**WHAT TO WORK ON:**
Review the listing and copy each line that holds the word "JSON".

**INPUT FOR THIS TASK:**
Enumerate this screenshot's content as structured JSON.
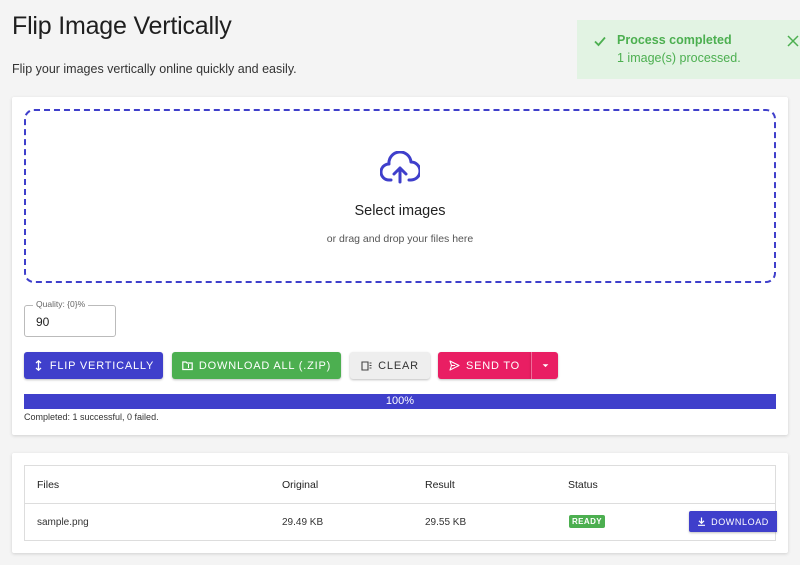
{
  "page": {
    "title": "Flip Image Vertically",
    "subtitle": "Flip your images vertically online quickly and easily."
  },
  "toast": {
    "title": "Process completed",
    "message": "1 image(s) processed.",
    "icon": "check-icon",
    "close_icon": "close-icon"
  },
  "dropzone": {
    "icon": "cloud-upload-icon",
    "label": "Select images",
    "hint": "or drag and drop your files here"
  },
  "quality": {
    "label": "Quality: {0}%",
    "value": "90"
  },
  "actions": {
    "flip": "FLIP VERTICALLY",
    "download_all": "DOWNLOAD ALL (.ZIP)",
    "clear": "CLEAR",
    "send_to": "SEND TO"
  },
  "progress": {
    "percent": 100,
    "label": "100%",
    "summary": "Completed: 1 successful, 0 failed."
  },
  "table": {
    "headers": [
      "Files",
      "Original",
      "Result",
      "Status"
    ],
    "rows": [
      {
        "file": "sample.png",
        "original": "29.49 KB",
        "result": "29.55 KB",
        "status": "READY",
        "action": "DOWNLOAD"
      }
    ]
  },
  "colors": {
    "primary": "#3f3fcb",
    "success": "#4caf50",
    "accent": "#e91e63",
    "toast_bg": "#e2f3e3"
  }
}
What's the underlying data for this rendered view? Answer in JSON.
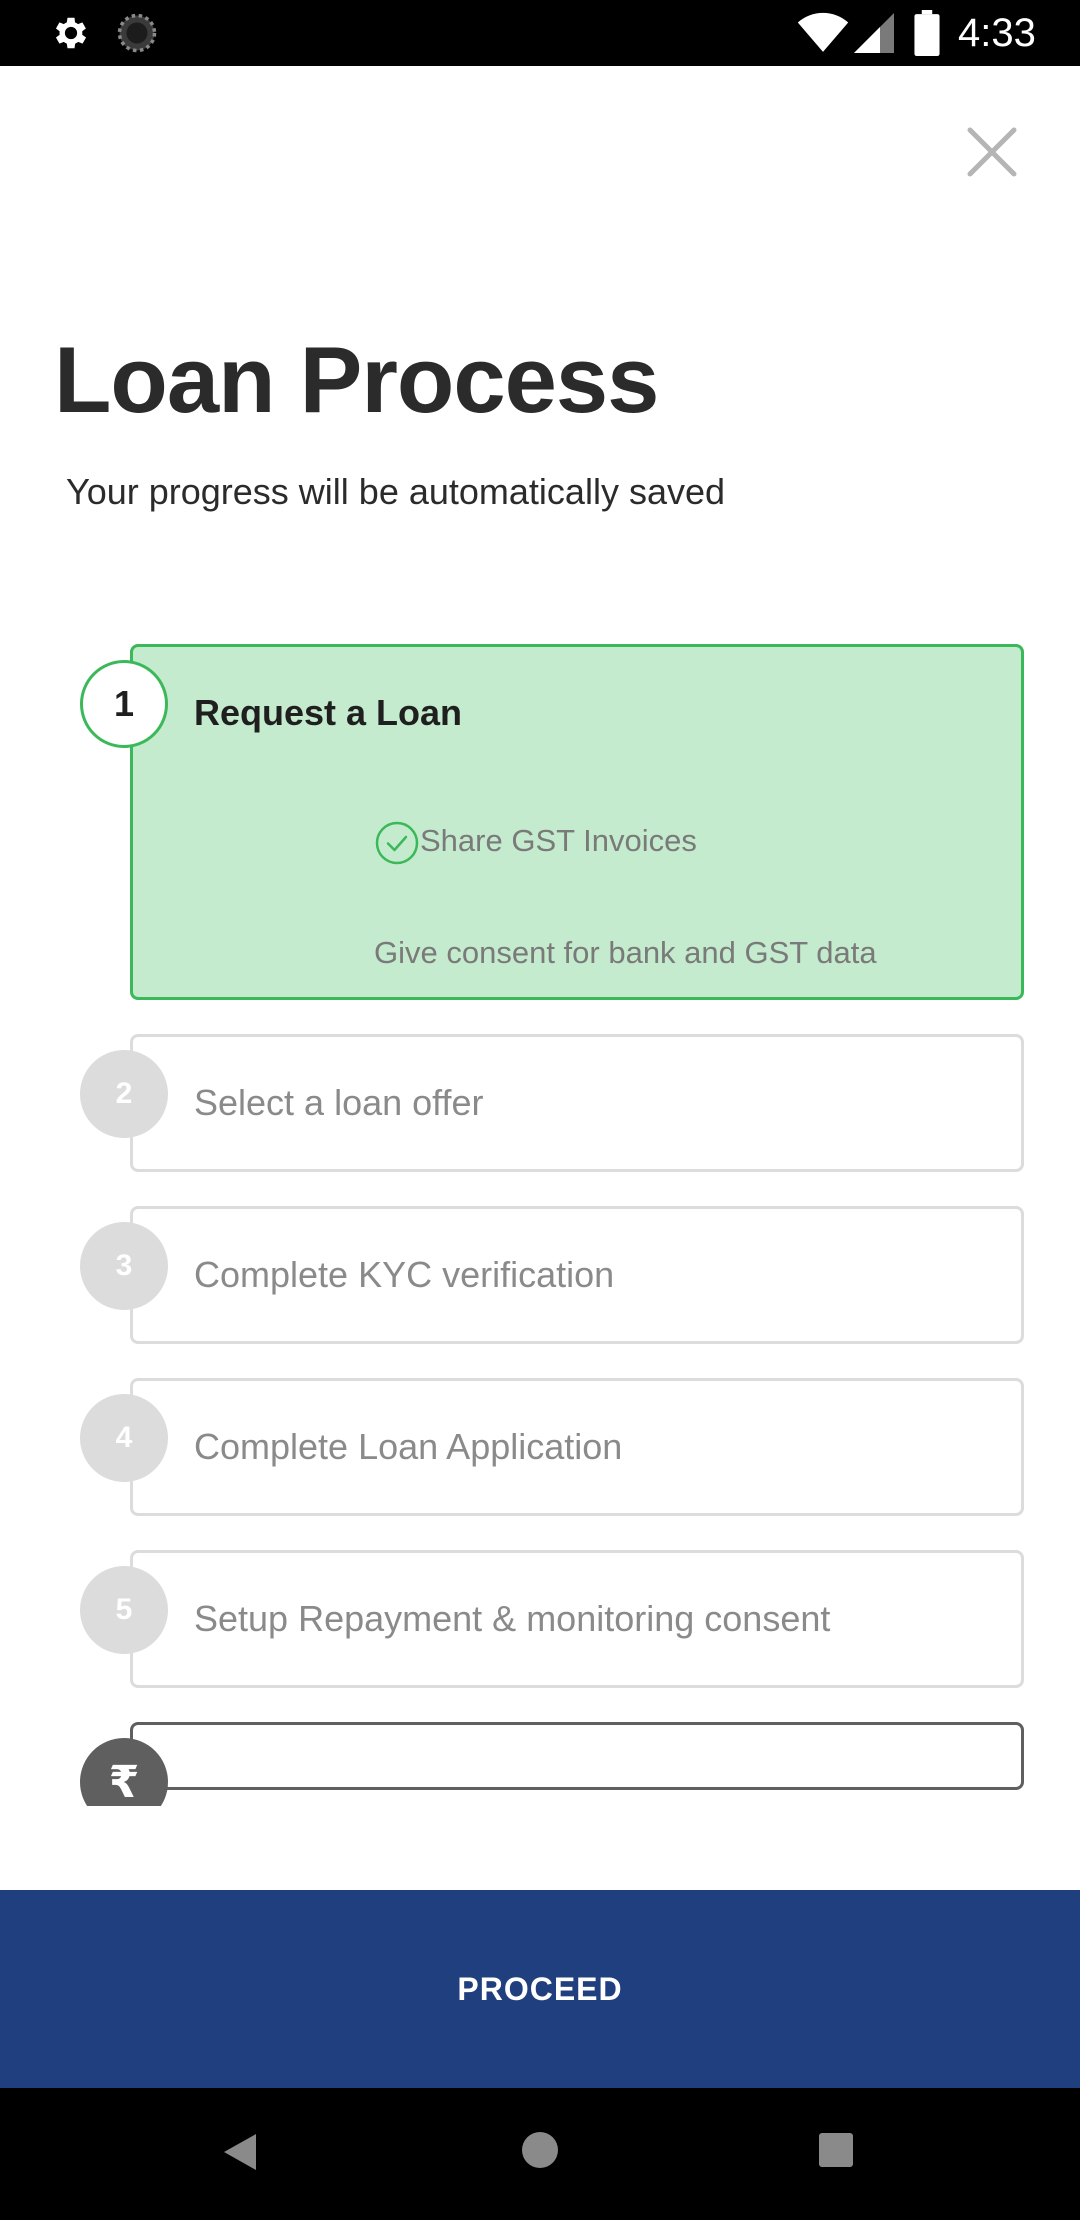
{
  "status_bar": {
    "time": "4:33",
    "icons": [
      "gear-icon",
      "spinner-icon",
      "wifi-icon",
      "signal-icon",
      "battery-icon"
    ]
  },
  "header": {
    "close_icon": "close-icon",
    "title": "Loan Process",
    "subtitle": "Your progress will be automatically saved"
  },
  "steps": [
    {
      "number": "1",
      "label": "Request a Loan",
      "status": "active",
      "substeps": [
        {
          "label": "Share GST Invoices",
          "done": true
        },
        {
          "label": "Give consent for bank and GST data",
          "done": false
        }
      ]
    },
    {
      "number": "2",
      "label": "Select a loan offer",
      "status": "pending"
    },
    {
      "number": "3",
      "label": "Complete KYC verification",
      "status": "pending"
    },
    {
      "number": "4",
      "label": "Complete Loan Application",
      "status": "pending"
    },
    {
      "number": "5",
      "label": "Setup Repayment & monitoring consent",
      "status": "pending"
    },
    {
      "number": "₹",
      "label": "",
      "status": "disbursal"
    }
  ],
  "footer": {
    "proceed_label": "PROCEED"
  },
  "colors": {
    "active_green": "#3bb85a",
    "active_fill": "#c4ebcd",
    "primary_blue": "#203f7e",
    "inactive_gray": "#dcdcdc"
  }
}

**FINISHED TASK:**
Enumerate this screenshot's content as structured JSON.
What's the underlying data for this rendered view? Answer in JSON.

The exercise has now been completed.